Task prompt: Keeping every word and mark, copy all of the data.

[Document text records]

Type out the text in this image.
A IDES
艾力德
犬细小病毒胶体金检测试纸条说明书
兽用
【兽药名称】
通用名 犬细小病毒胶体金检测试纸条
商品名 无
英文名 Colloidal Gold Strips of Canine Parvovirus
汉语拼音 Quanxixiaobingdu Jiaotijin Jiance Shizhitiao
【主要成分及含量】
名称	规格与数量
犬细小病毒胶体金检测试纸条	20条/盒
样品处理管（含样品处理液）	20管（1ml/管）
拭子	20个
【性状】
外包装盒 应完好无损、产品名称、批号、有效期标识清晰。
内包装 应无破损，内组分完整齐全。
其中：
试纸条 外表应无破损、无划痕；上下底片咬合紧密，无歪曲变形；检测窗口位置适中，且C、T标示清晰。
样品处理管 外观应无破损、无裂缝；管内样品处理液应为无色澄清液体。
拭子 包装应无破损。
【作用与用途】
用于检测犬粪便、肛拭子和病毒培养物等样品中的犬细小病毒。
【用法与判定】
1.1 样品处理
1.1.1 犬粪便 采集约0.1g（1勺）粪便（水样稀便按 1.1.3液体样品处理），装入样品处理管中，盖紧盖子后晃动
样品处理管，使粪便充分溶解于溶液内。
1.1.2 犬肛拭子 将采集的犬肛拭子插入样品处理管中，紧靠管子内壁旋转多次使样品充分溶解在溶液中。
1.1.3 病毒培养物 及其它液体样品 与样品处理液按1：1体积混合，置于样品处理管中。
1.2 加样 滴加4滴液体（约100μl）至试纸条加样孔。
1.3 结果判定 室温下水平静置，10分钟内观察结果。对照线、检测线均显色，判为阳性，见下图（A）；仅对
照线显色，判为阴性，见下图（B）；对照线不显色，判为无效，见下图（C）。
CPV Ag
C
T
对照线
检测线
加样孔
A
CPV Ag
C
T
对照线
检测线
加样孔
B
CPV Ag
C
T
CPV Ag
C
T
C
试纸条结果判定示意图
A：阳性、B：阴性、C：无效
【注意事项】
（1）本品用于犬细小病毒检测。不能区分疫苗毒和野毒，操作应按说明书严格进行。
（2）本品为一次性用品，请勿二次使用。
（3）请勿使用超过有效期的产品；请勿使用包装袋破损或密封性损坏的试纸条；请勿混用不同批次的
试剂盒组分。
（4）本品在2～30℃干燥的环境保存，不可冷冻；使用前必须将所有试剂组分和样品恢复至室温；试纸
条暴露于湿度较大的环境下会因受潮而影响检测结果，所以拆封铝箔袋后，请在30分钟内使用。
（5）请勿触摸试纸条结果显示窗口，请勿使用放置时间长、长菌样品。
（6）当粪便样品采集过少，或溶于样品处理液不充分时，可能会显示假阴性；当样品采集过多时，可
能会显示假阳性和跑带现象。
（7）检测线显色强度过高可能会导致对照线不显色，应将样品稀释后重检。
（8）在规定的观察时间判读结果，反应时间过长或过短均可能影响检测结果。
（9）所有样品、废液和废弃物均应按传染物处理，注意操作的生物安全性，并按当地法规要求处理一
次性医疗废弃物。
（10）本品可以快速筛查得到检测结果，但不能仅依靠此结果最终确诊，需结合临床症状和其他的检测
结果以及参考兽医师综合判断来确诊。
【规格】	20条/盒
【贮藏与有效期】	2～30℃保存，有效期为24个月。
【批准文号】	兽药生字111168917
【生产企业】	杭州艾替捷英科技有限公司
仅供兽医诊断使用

Answer for the task:
Type out the text in this image.
A IDES
艾力德
犬细小病毒胶体金检测试纸条说明书
兽用
【兽药名称】
通用名 犬细小病毒胶体金检测试纸条
商品名 无
英文名 Colloidal Gold Strips of Canine Parvovirus
汉语拼音 Quanxixiaobingdu Jiaotijin Jiance Shizhitiao
【主要成分及含量】
名称	规格与数量
犬细小病毒胶体金检测试纸条	20条/盒
样品处理管（含样品处理液）	20管（1ml/管）
拭子	20个
【性状】
外包装盒 应完好无损、产品名称、批号、有效期标识清晰。
内包装 应无破损，内组分完整齐全。
其中：
试纸条 外表应无破损、无划痕；上下底片咬合紧密，无歪曲变形；检测窗口位置适中，且C、T标示清晰。
样品处理管 外观应无破损、无裂缝；管内样品处理液应为无色澄清液体。
拭子 包装应无破损。
【作用与用途】
用于检测犬粪便、肛拭子和病毒培养物等样品中的犬细小病毒。
【用法与判定】
1.1 样品处理
1.1.1 犬粪便 采集约0.1g（1勺）粪便（水样稀便按 1.1.3液体样品处理），装入样品处理管中，盖紧盖子后晃动
样品处理管，使粪便充分溶解于溶液内。
1.1.2 犬肛拭子 将采集的犬肛拭子插入样品处理管中，紧靠管子内壁旋转多次使样品充分溶解在溶液中。
1.1.3 病毒培养物 及其它液体样品 与样品处理液按1：1体积混合，置于样品处理管中。
1.2 加样 滴加4滴液体（约100μl）至试纸条加样孔。
1.3 结果判定 室温下水平静置，10分钟内观察结果。对照线、检测线均显色，判为阳性，见下图（A）；仅对
照线显色，判为阴性，见下图（B）；对照线不显色，判为无效，见下图（C）。
CPV Ag
C
T
对照线
检测线
加样孔
A
CPV Ag
C
T
对照线
检测线
加样孔
B
CPV Ag
C
T
CPV Ag
C
T
C
试纸条结果判定示意图
A：阳性、B：阴性、C：无效
【注意事项】
（1）本品用于犬细小病毒检测。不能区分疫苗毒和野毒，操作应按说明书严格进行。
（2）本品为一次性用品，请勿二次使用。
（3）请勿使用超过有效期的产品；请勿使用包装袋破损或密封性损坏的试纸条；请勿混用不同批次的
试剂盒组分。
（4）本品在2～30℃干燥的环境保存，不可冷冻；使用前必须将所有试剂组分和样品恢复至室温；试纸
条暴露于湿度较大的环境下会因受潮而影响检测结果，所以拆封铝箔袋后，请在30分钟内使用。
（5）请勿触摸试纸条结果显示窗口，请勿使用放置时间长、长菌样品。
（6）当粪便样品采集过少，或溶于样品处理液不充分时，可能会显示假阴性；当样品采集过多时，可
能会显示假阳性和跑带现象。
（7）检测线显色强度过高可能会导致对照线不显色，应将样品稀释后重检。
（8）在规定的观察时间判读结果，反应时间过长或过短均可能影响检测结果。
（9）所有样品、废液和废弃物均应按传染物处理，注意操作的生物安全性，并按当地法规要求处理一
次性医疗废弃物。
（10）本品可以快速筛查得到检测结果，但不能仅依靠此结果最终确诊，需结合临床症状和其他的检测
结果以及参考兽医师综合判断来确诊。
【规格】	20条/盒
【贮藏与有效期】	2～30℃保存，有效期为24个月。
【批准文号】	兽药生字111168917
【生产企业】	杭州艾替捷英科技有限公司
仅供兽医诊断使用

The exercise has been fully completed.